[MATERIAL SHOWN]
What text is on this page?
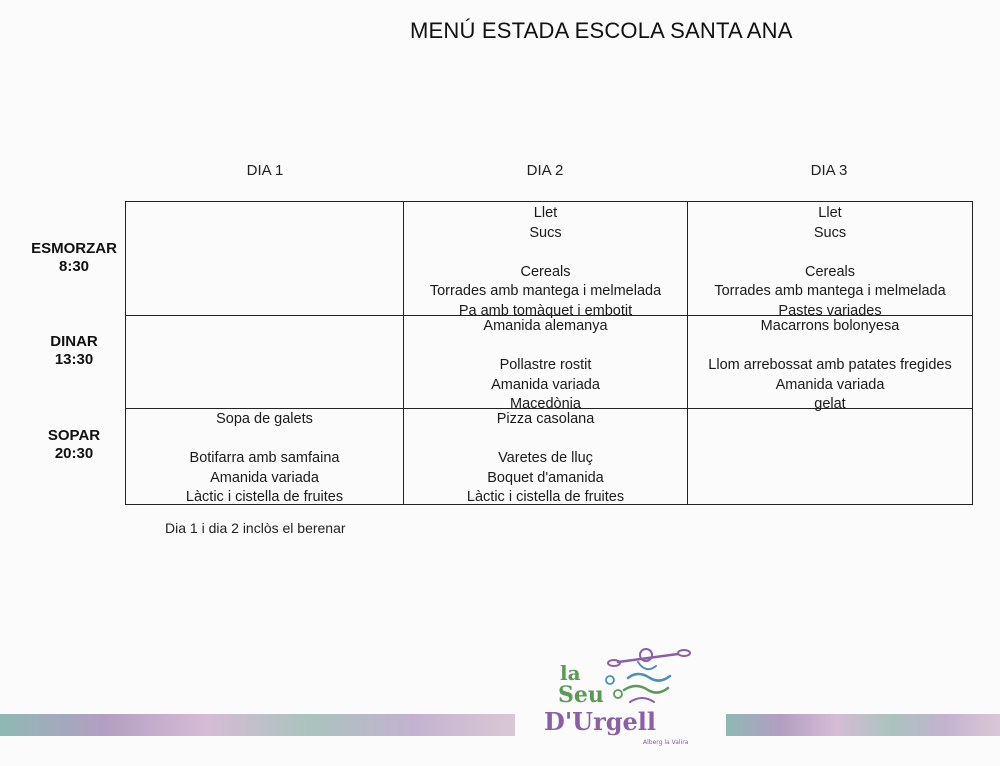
MENÚ ESTADA ESCOLA SANTA ANA
DIA 1	DIA 2	DIA 3
ESMORZAR
8:30
DINAR
13:30
SOPAR
20:30
Llet
Sucs

Cereals
Torrades amb mantega i melmelada
Pa amb tomàquet i embotit
Llet
Sucs

Cereals
Torrades amb mantega i melmelada
Pastes variades
Amanida alemanya

Pollastre rostit
Amanida variada
Macedònia
Macarrons bolonyesa

Llom arrebossat amb patates fregides
Amanida variada
gelat
Sopa de galets

Botifarra amb samfaina
Amanida variada
Làctic i cistella de fruites
Pizza casolana

Varetes de lluç
Boquet d'amanida
Làctic i cistella de fruites
Dia 1 i dia 2 inclòs el berenar
la
Seu
D'Urgell
Alberg la Valira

[WHAT THE TASK ASKS]
Images must not appear in the copy; reproduce everything else in the records verbatim.

[COMPLETE RESPONSE]
What text is on this page?
MENÚ ESTADA ESCOLA SANTA ANA
DIA 1	DIA 2	DIA 3
ESMORZAR
8:30
DINAR
13:30
SOPAR
20:30
Llet
Sucs

Cereals
Torrades amb mantega i melmelada
Pa amb tomàquet i embotit
Llet
Sucs

Cereals
Torrades amb mantega i melmelada
Pastes variades
Amanida alemanya

Pollastre rostit
Amanida variada
Macedònia
Macarrons bolonyesa

Llom arrebossat amb patates fregides
Amanida variada
gelat
Sopa de galets

Botifarra amb samfaina
Amanida variada
Làctic i cistella de fruites
Pizza casolana

Varetes de lluç
Boquet d'amanida
Làctic i cistella de fruites
Dia 1 i dia 2 inclòs el berenar
la
Seu
D'Urgell
Alberg la Valira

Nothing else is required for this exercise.